Stored rows
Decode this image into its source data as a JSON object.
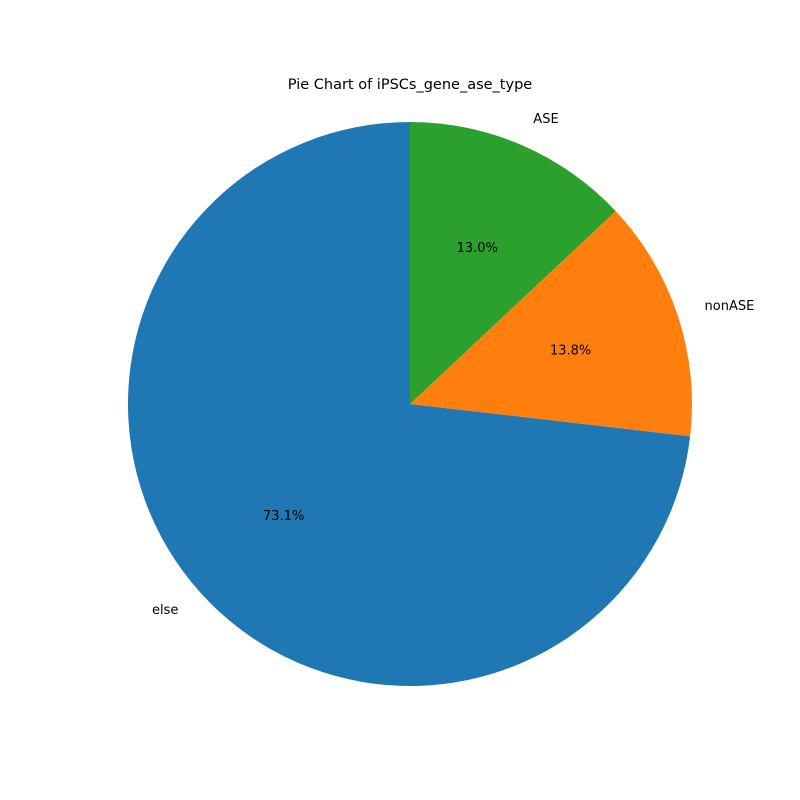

...

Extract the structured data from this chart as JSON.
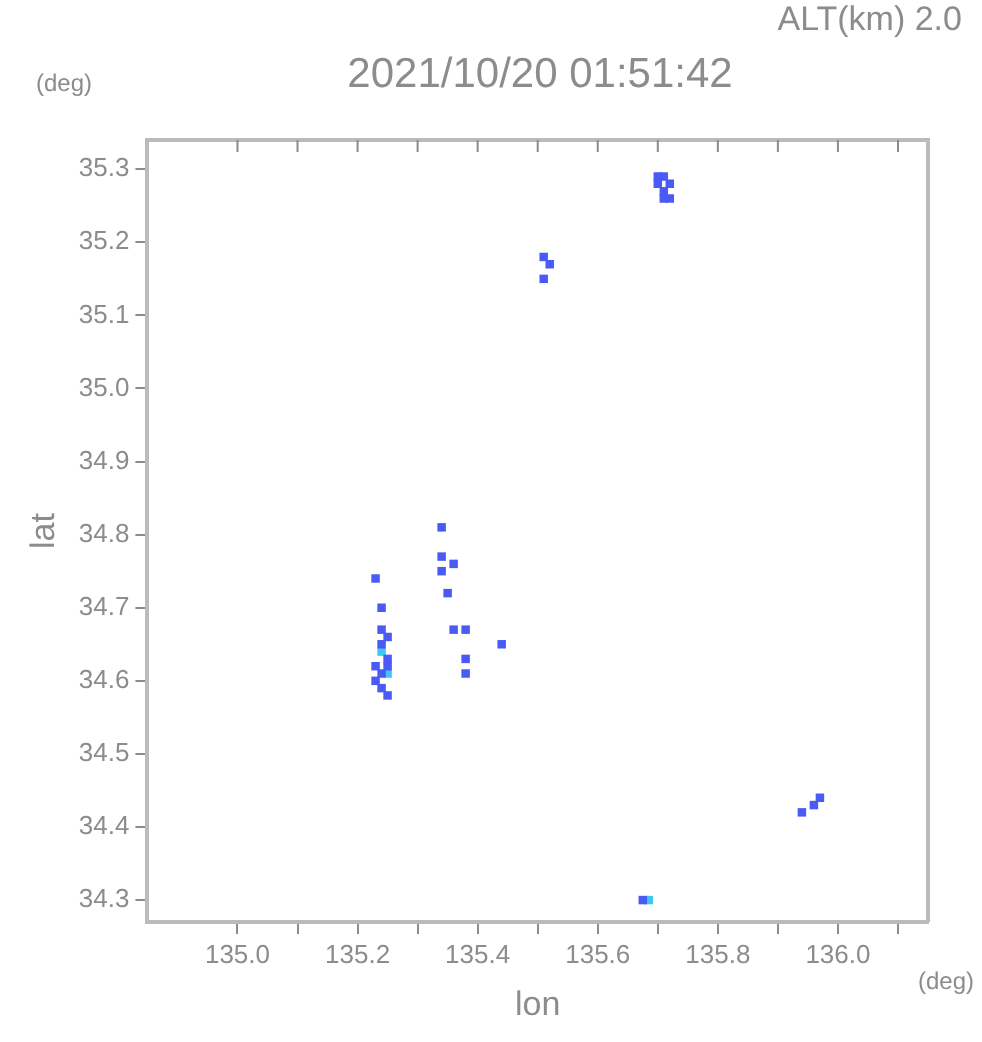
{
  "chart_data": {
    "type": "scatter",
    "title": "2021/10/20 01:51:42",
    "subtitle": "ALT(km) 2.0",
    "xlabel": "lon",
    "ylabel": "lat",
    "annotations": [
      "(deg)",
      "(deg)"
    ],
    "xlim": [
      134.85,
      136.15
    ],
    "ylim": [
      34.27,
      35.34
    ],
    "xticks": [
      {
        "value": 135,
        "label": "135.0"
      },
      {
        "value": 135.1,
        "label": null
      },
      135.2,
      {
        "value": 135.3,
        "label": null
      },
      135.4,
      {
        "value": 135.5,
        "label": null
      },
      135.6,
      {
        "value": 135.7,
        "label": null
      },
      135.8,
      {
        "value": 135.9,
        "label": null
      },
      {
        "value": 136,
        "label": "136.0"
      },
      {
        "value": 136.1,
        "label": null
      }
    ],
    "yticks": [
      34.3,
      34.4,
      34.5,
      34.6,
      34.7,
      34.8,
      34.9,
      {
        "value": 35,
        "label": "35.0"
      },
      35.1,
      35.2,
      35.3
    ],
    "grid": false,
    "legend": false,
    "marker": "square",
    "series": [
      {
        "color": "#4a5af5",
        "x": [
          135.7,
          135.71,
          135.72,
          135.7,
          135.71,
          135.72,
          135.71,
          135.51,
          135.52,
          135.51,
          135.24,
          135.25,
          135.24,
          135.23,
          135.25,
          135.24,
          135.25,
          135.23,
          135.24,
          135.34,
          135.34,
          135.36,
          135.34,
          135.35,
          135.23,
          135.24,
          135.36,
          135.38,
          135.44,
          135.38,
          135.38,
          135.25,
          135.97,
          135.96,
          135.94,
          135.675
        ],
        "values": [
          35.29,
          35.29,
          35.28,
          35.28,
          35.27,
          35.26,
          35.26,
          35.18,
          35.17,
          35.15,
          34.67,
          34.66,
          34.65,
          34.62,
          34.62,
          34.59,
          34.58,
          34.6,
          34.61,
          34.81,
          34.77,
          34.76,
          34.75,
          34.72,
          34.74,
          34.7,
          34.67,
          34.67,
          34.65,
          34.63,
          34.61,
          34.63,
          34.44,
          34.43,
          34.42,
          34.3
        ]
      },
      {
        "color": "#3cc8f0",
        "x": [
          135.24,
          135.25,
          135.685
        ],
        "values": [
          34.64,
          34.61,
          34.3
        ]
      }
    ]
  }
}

==

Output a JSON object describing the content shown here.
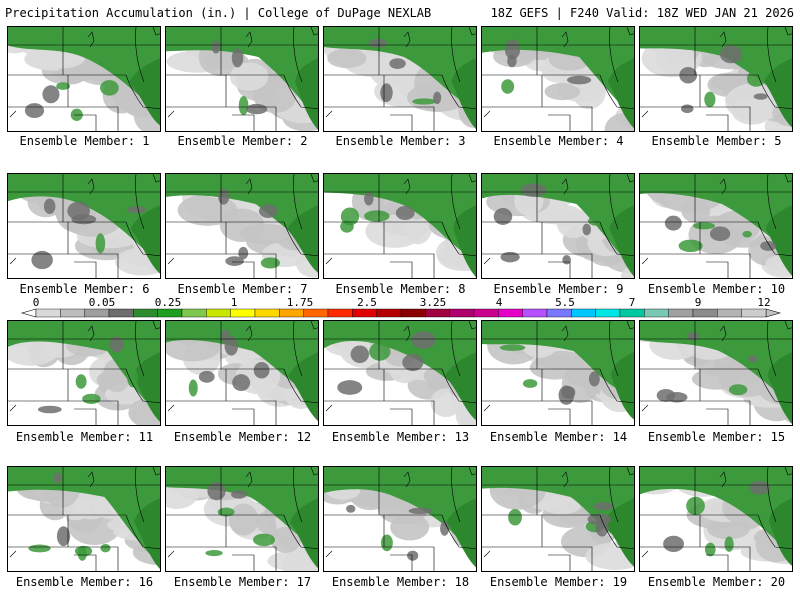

Task description
Where a line in the entries holds the word "object", copy that line.

Solution for this exercise
Decode this image into its source data as a JSON object.
Output a JSON object describing the content shown here.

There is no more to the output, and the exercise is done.